● **To do**
Only the pictures are to be left out; set down the rest of the records exactly.

##########

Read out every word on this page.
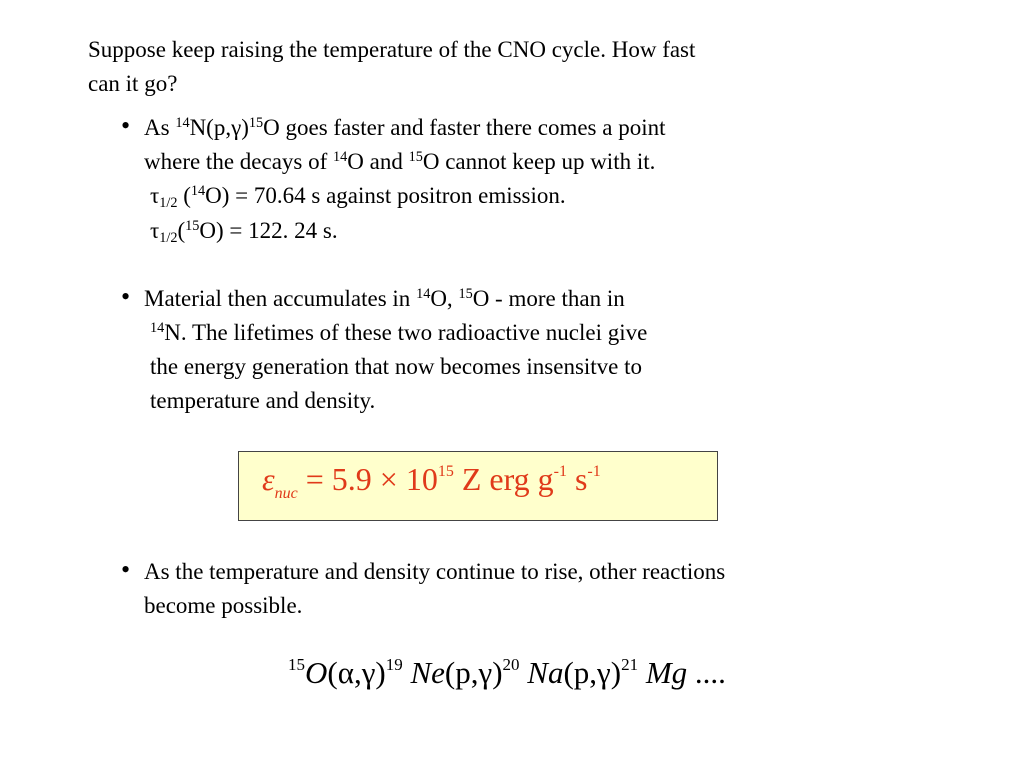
Suppose keep raising the temperature of the CNO cycle. How fast
can it go?
• As $^{14}N(p,\gamma)^{15}O$ goes faster and faster there comes a point
where the decays of $^{14}$O and $^{15}$O cannot keep up with it.
$\tau_{1/2}$ ($^{14}$O) = 70.64 s against positron emission.
$\tau_{1/2}(^{15}O) = 122$. 24 s.
• Material then accumulates in $^{14}$O, $^{15}$O - more than in
$^{14}$N. The lifetimes of these two radioactive nuclei give
the energy generation that now becomes insensitve to
temperature and density.
$\varepsilon_{nuc} = 5.9 \times 10^{15}$ Z erg $g^{-1}$ $s^{-1}$
• As the temperature and density continue to rise, other reactions
become possible.
$^{15}O(\alpha,\gamma)^{19}$ $Ne(p,\gamma)^{20}$ $Na(p,\gamma)^{21}$ Mg ....
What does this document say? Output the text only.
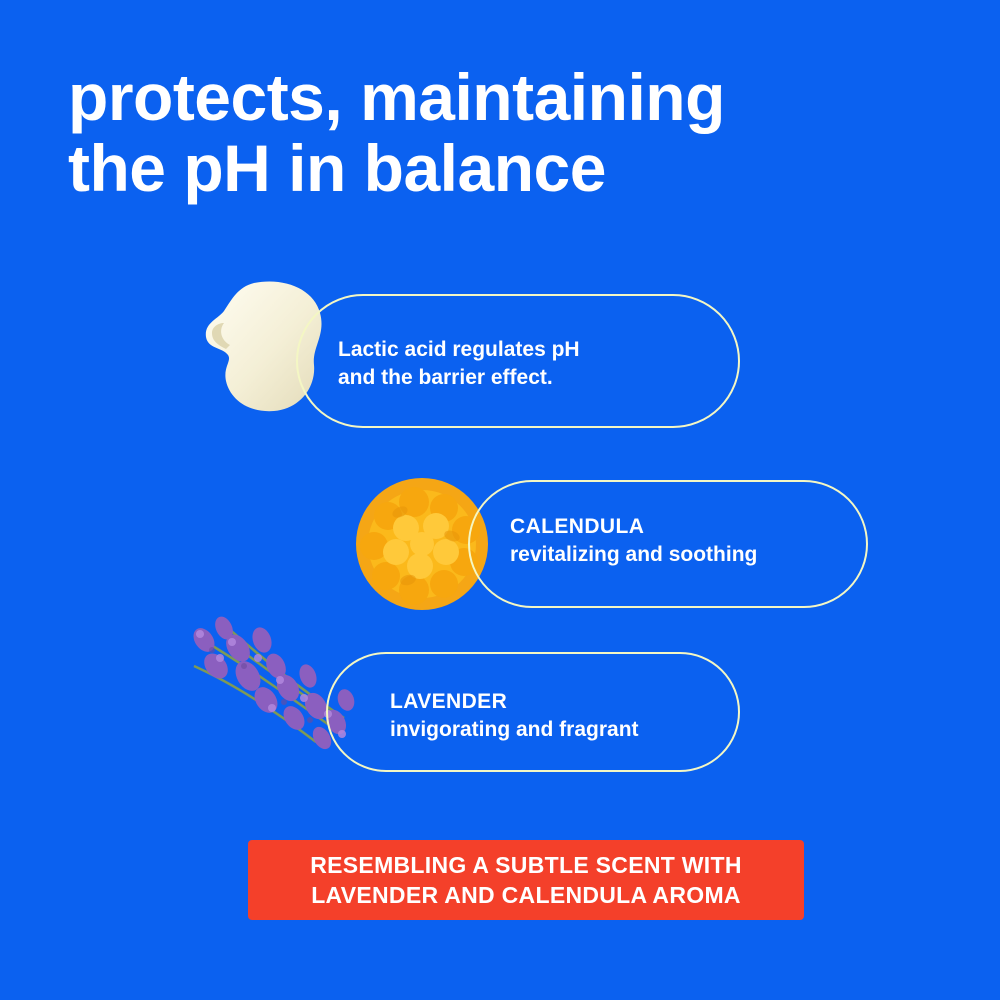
protects, maintaining
the pH in balance
Lactic acid regulates pH
and the barrier effect.
CALENDULA
revitalizing and soothing
LAVENDER
invigorating and fragrant
RESEMBLING A SUBTLE SCENT WITH
LAVENDER AND CALENDULA AROMA
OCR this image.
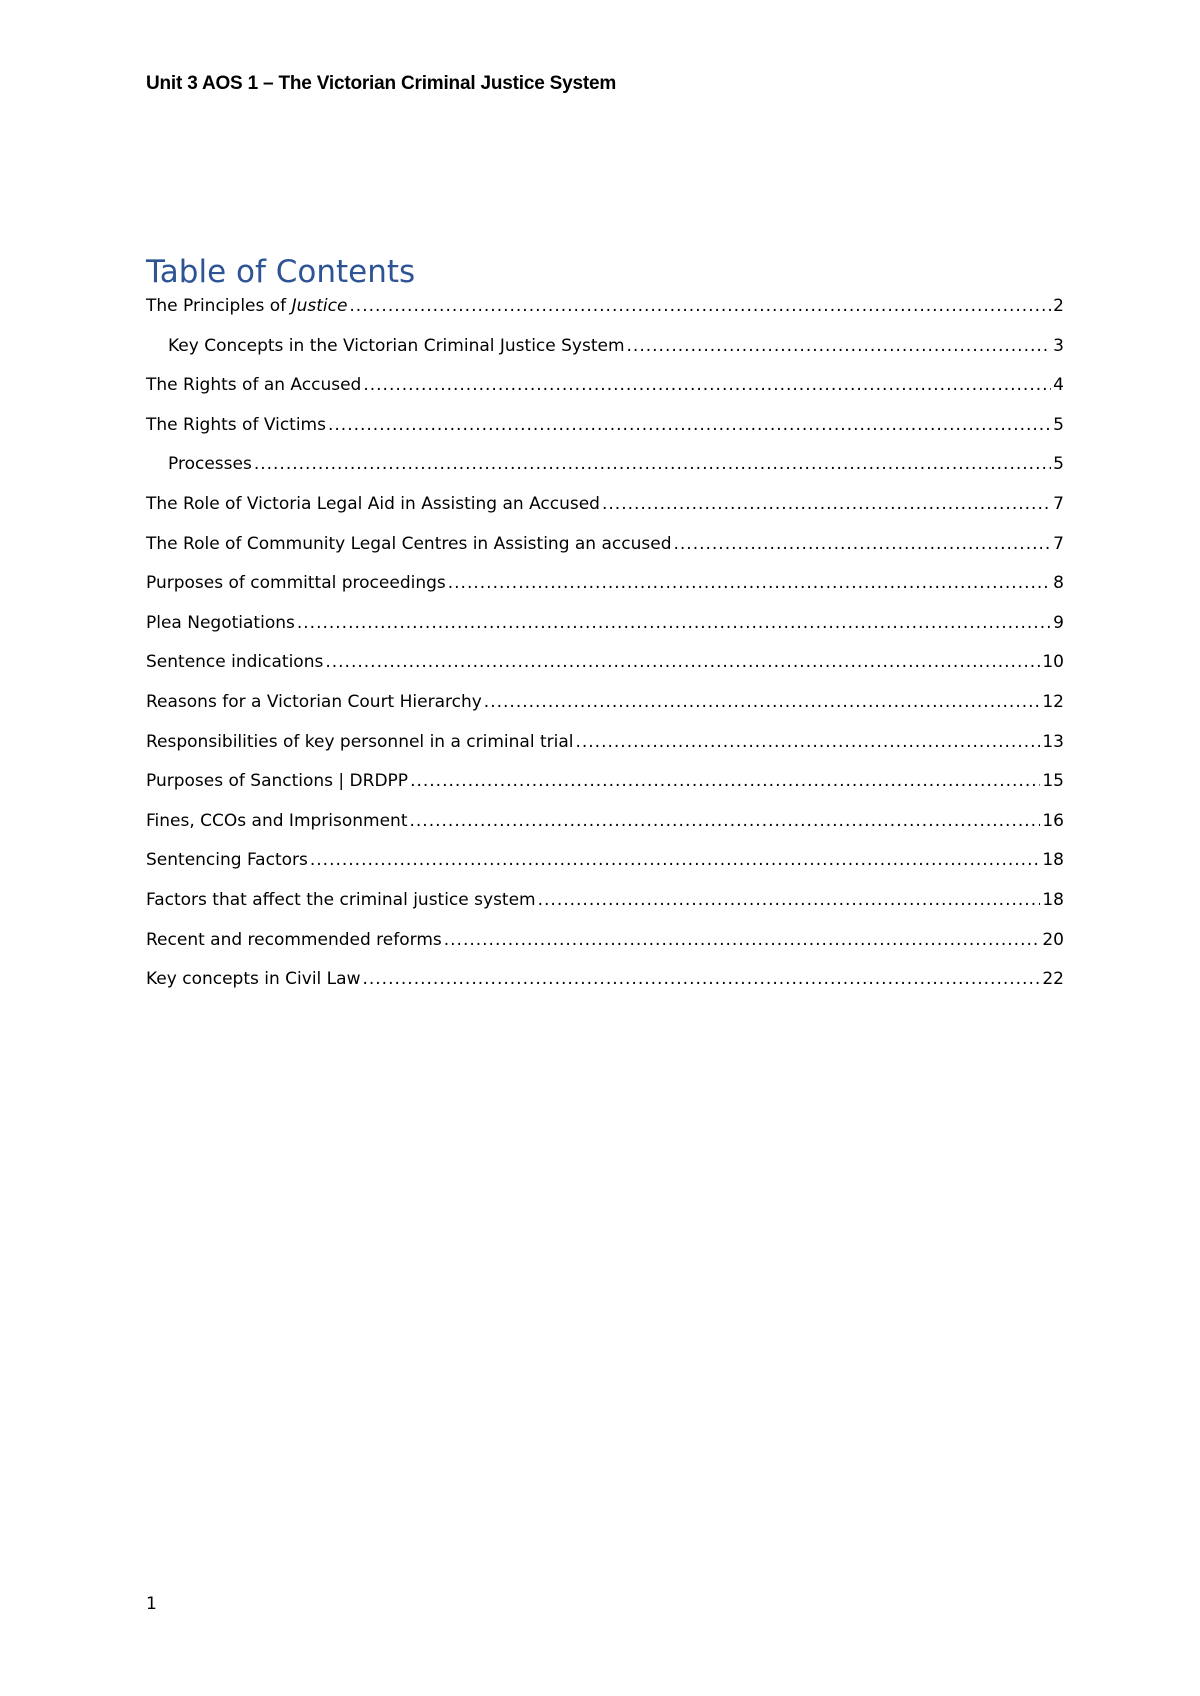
Unit 3 AOS 1 – The Victorian Criminal Justice System
Table of Contents
The Principles of Justice .....	2
Key Concepts in the Victorian Criminal Justice System .....	3
The Rights of an Accused .....	4
The Rights of Victims .....	5
Processes .....	5
The Role of Victoria Legal Aid in Assisting an Accused .....	7
The Role of Community Legal Centres in Assisting an accused .....	7
Purposes of committal proceedings .....	8
Plea Negotiations .....	9
Sentence indications .....	10
Reasons for a Victorian Court Hierarchy .....	12
Responsibilities of key personnel in a criminal trial .....	13
Purposes of Sanctions | DRDPP .....	15
Fines, CCOs and Imprisonment .....	16
Sentencing Factors .....	18
Factors that affect the criminal justice system .....	18
Recent and recommended reforms .....	20
Key concepts in Civil Law .....	22
1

##########

● **Exercise answer**
Read out every word on this page.
Suppose keep raising the temperature of the CNO cycle. How fast
can it go?
• As $^{14}N(p,\gamma)^{15}O$ goes faster and faster there comes a point
where the decays of $^{14}$O and $^{15}$O cannot keep up with it.
$\tau_{1/2}$ ($^{14}$O) = 70.64 s against positron emission.
$\tau_{1/2}(^{15}O) = 122$. 24 s.
• Material then accumulates in $^{14}$O, $^{15}$O - more than in
$^{14}$N. The lifetimes of these two radioactive nuclei give
the energy generation that now becomes insensitve to
temperature and density.
$\varepsilon_{nuc} = 5.9 \times 10^{15}$ Z erg $g^{-1}$ $s^{-1}$
• As the temperature and density continue to rise, other reactions
become possible.
$^{15}O(\alpha,\gamma)^{19}$ $Ne(p,\gamma)^{20}$ $Na(p,\gamma)^{21}$ Mg ....
What does this document say? Output the text only.
protects, maintaining
the pH in balance
Lactic acid regulates pH
and the barrier effect.
CALENDULA
revitalizing and soothing
LAVENDER
invigorating and fragrant
RESEMBLING A SUBTLE SCENT WITH
LAVENDER AND CALENDULA AROMA
OCR this image.
Unit 3 AOS 1 – The Victorian Criminal Justice System
Table of Contents
The Principles of Justice .....	2
Key Concepts in the Victorian Criminal Justice System .....	3
The Rights of an Accused .....	4
The Rights of Victims .....	5
Processes .....	5
The Role of Victoria Legal Aid in Assisting an Accused .....	7
The Role of Community Legal Centres in Assisting an accused .....	7
Purposes of committal proceedings .....	8
Plea Negotiations .....	9
Sentence indications .....	10
Reasons for a Victorian Court Hierarchy .....	12
Responsibilities of key personnel in a criminal trial .....	13
Purposes of Sanctions | DRDPP .....	15
Fines, CCOs and Imprisonment .....	16
Sentencing Factors .....	18
Factors that affect the criminal justice system .....	18
Recent and recommended reforms .....	20
Key concepts in Civil Law .....	22
1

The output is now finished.